▶ WORK TO COMPLETE: Write out all of the lines below, exactly and completely.

▶ SUPPLIED ENTRIES:
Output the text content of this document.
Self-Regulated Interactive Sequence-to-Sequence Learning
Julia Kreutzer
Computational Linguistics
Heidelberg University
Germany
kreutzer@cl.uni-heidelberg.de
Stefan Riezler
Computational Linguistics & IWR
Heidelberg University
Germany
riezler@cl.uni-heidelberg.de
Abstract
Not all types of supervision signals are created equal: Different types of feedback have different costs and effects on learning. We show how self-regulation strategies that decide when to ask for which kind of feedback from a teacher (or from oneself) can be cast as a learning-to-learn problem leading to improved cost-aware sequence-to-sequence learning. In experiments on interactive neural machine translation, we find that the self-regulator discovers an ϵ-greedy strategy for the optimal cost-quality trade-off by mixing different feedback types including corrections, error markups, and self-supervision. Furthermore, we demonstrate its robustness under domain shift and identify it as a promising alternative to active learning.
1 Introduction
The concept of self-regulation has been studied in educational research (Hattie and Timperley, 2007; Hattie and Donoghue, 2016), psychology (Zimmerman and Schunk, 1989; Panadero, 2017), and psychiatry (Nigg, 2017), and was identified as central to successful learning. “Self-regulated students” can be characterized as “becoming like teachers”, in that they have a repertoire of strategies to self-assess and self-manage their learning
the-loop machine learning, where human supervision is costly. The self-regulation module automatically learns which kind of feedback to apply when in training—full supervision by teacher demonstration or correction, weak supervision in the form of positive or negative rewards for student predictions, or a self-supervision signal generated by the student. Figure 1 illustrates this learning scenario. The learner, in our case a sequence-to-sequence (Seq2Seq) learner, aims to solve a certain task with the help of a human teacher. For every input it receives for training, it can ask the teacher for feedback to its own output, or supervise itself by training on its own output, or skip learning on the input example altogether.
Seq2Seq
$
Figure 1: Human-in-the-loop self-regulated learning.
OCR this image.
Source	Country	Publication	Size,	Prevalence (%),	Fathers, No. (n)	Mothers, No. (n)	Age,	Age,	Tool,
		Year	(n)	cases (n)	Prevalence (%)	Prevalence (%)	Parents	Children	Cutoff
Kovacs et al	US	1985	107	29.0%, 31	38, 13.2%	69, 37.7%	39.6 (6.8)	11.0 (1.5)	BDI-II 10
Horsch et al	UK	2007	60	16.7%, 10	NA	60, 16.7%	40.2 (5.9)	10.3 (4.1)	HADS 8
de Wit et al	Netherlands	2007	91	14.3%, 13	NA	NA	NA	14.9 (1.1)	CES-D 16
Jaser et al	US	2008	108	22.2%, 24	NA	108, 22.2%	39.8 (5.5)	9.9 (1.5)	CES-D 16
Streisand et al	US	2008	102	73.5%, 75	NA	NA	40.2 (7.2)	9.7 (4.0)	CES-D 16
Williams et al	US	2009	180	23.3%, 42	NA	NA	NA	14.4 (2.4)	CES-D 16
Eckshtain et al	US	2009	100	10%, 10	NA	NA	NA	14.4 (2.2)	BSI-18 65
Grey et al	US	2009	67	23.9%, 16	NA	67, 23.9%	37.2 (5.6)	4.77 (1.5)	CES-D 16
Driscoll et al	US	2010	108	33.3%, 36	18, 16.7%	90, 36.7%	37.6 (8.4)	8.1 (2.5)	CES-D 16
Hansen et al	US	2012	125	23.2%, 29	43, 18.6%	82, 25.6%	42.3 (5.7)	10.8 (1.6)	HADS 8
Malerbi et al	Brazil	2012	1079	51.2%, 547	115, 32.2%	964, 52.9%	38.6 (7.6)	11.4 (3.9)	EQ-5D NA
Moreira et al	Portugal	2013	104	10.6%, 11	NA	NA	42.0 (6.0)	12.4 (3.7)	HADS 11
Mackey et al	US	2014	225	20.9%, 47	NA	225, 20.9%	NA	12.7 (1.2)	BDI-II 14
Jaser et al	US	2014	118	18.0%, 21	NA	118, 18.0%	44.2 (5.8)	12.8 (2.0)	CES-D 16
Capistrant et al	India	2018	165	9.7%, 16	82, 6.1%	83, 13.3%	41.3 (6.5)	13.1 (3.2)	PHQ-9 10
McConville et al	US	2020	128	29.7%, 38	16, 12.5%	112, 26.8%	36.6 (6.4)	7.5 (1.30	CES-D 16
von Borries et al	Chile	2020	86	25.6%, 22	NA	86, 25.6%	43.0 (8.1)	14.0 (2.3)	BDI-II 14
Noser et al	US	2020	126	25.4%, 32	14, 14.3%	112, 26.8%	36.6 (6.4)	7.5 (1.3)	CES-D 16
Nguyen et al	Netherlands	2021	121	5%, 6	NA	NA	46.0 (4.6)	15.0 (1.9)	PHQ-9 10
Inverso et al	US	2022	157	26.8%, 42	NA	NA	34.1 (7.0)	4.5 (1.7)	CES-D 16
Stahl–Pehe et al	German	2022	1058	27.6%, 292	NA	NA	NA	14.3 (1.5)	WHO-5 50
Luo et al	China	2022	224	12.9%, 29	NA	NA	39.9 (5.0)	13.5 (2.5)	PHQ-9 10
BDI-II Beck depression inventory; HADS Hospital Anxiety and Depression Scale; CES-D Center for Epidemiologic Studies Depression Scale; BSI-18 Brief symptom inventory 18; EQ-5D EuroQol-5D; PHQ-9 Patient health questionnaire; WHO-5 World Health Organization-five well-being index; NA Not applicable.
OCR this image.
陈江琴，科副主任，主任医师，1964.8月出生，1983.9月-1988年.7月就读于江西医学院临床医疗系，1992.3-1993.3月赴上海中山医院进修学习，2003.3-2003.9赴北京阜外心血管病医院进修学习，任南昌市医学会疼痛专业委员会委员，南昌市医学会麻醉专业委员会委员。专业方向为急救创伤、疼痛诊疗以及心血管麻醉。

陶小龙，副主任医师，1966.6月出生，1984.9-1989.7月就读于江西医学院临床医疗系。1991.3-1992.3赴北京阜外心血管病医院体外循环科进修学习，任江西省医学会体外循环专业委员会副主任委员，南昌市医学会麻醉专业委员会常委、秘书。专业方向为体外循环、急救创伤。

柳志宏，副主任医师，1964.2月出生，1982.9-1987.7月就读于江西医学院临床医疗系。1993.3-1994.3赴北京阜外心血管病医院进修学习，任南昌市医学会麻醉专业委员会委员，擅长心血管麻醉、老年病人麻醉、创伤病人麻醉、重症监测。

▶ EXPECTED OUTPUT:
Output the text content of this document.
Self-Regulated Interactive Sequence-to-Sequence Learning
Julia Kreutzer
Computational Linguistics
Heidelberg University
Germany
kreutzer@cl.uni-heidelberg.de
Stefan Riezler
Computational Linguistics & IWR
Heidelberg University
Germany
riezler@cl.uni-heidelberg.de
Abstract
Not all types of supervision signals are created equal: Different types of feedback have different costs and effects on learning. We show how self-regulation strategies that decide when to ask for which kind of feedback from a teacher (or from oneself) can be cast as a learning-to-learn problem leading to improved cost-aware sequence-to-sequence learning. In experiments on interactive neural machine translation, we find that the self-regulator discovers an ϵ-greedy strategy for the optimal cost-quality trade-off by mixing different feedback types including corrections, error markups, and self-supervision. Furthermore, we demonstrate its robustness under domain shift and identify it as a promising alternative to active learning.
1 Introduction
The concept of self-regulation has been studied in educational research (Hattie and Timperley, 2007; Hattie and Donoghue, 2016), psychology (Zimmerman and Schunk, 1989; Panadero, 2017), and psychiatry (Nigg, 2017), and was identified as central to successful learning. “Self-regulated students” can be characterized as “becoming like teachers”, in that they have a repertoire of strategies to self-assess and self-manage their learning
the-loop machine learning, where human supervision is costly. The self-regulation module automatically learns which kind of feedback to apply when in training—full supervision by teacher demonstration or correction, weak supervision in the form of positive or negative rewards for student predictions, or a self-supervision signal generated by the student. Figure 1 illustrates this learning scenario. The learner, in our case a sequence-to-sequence (Seq2Seq) learner, aims to solve a certain task with the help of a human teacher. For every input it receives for training, it can ask the teacher for feedback to its own output, or supervise itself by training on its own output, or skip learning on the input example altogether.
Seq2Seq
$
Figure 1: Human-in-the-loop self-regulated learning.
OCR this image.
Source	Country	Publication	Size,	Prevalence (%),	Fathers, No. (n)	Mothers, No. (n)	Age,	Age,	Tool,
		Year	(n)	cases (n)	Prevalence (%)	Prevalence (%)	Parents	Children	Cutoff
Kovacs et al	US	1985	107	29.0%, 31	38, 13.2%	69, 37.7%	39.6 (6.8)	11.0 (1.5)	BDI-II 10
Horsch et al	UK	2007	60	16.7%, 10	NA	60, 16.7%	40.2 (5.9)	10.3 (4.1)	HADS 8
de Wit et al	Netherlands	2007	91	14.3%, 13	NA	NA	NA	14.9 (1.1)	CES-D 16
Jaser et al	US	2008	108	22.2%, 24	NA	108, 22.2%	39.8 (5.5)	9.9 (1.5)	CES-D 16
Streisand et al	US	2008	102	73.5%, 75	NA	NA	40.2 (7.2)	9.7 (4.0)	CES-D 16
Williams et al	US	2009	180	23.3%, 42	NA	NA	NA	14.4 (2.4)	CES-D 16
Eckshtain et al	US	2009	100	10%, 10	NA	NA	NA	14.4 (2.2)	BSI-18 65
Grey et al	US	2009	67	23.9%, 16	NA	67, 23.9%	37.2 (5.6)	4.77 (1.5)	CES-D 16
Driscoll et al	US	2010	108	33.3%, 36	18, 16.7%	90, 36.7%	37.6 (8.4)	8.1 (2.5)	CES-D 16
Hansen et al	US	2012	125	23.2%, 29	43, 18.6%	82, 25.6%	42.3 (5.7)	10.8 (1.6)	HADS 8
Malerbi et al	Brazil	2012	1079	51.2%, 547	115, 32.2%	964, 52.9%	38.6 (7.6)	11.4 (3.9)	EQ-5D NA
Moreira et al	Portugal	2013	104	10.6%, 11	NA	NA	42.0 (6.0)	12.4 (3.7)	HADS 11
Mackey et al	US	2014	225	20.9%, 47	NA	225, 20.9%	NA	12.7 (1.2)	BDI-II 14
Jaser et al	US	2014	118	18.0%, 21	NA	118, 18.0%	44.2 (5.8)	12.8 (2.0)	CES-D 16
Capistrant et al	India	2018	165	9.7%, 16	82, 6.1%	83, 13.3%	41.3 (6.5)	13.1 (3.2)	PHQ-9 10
McConville et al	US	2020	128	29.7%, 38	16, 12.5%	112, 26.8%	36.6 (6.4)	7.5 (1.30	CES-D 16
von Borries et al	Chile	2020	86	25.6%, 22	NA	86, 25.6%	43.0 (8.1)	14.0 (2.3)	BDI-II 14
Noser et al	US	2020	126	25.4%, 32	14, 14.3%	112, 26.8%	36.6 (6.4)	7.5 (1.3)	CES-D 16
Nguyen et al	Netherlands	2021	121	5%, 6	NA	NA	46.0 (4.6)	15.0 (1.9)	PHQ-9 10
Inverso et al	US	2022	157	26.8%, 42	NA	NA	34.1 (7.0)	4.5 (1.7)	CES-D 16
Stahl–Pehe et al	German	2022	1058	27.6%, 292	NA	NA	NA	14.3 (1.5)	WHO-5 50
Luo et al	China	2022	224	12.9%, 29	NA	NA	39.9 (5.0)	13.5 (2.5)	PHQ-9 10
BDI-II Beck depression inventory; HADS Hospital Anxiety and Depression Scale; CES-D Center for Epidemiologic Studies Depression Scale; BSI-18 Brief symptom inventory 18; EQ-5D EuroQol-5D; PHQ-9 Patient health questionnaire; WHO-5 World Health Organization-five well-being index; NA Not applicable.
OCR this image.
陈江琴，科副主任，主任医师，1964.8月出生，1983.9月-1988年.7月就读于江西医学院临床医疗系，1992.3-1993.3月赴上海中山医院进修学习，2003.3-2003.9赴北京阜外心血管病医院进修学习，任南昌市医学会疼痛专业委员会委员，南昌市医学会麻醉专业委员会委员。专业方向为急救创伤、疼痛诊疗以及心血管麻醉。

陶小龙，副主任医师，1966.6月出生，1984.9-1989.7月就读于江西医学院临床医疗系。1991.3-1992.3赴北京阜外心血管病医院体外循环科进修学习，任江西省医学会体外循环专业委员会副主任委员，南昌市医学会麻醉专业委员会常委、秘书。专业方向为体外循环、急救创伤。

柳志宏，副主任医师，1964.2月出生，1982.9-1987.7月就读于江西医学院临床医疗系。1993.3-1994.3赴北京阜外心血管病医院进修学习，任南昌市医学会麻醉专业委员会委员，擅长心血管麻醉、老年病人麻醉、创伤病人麻醉、重症监测。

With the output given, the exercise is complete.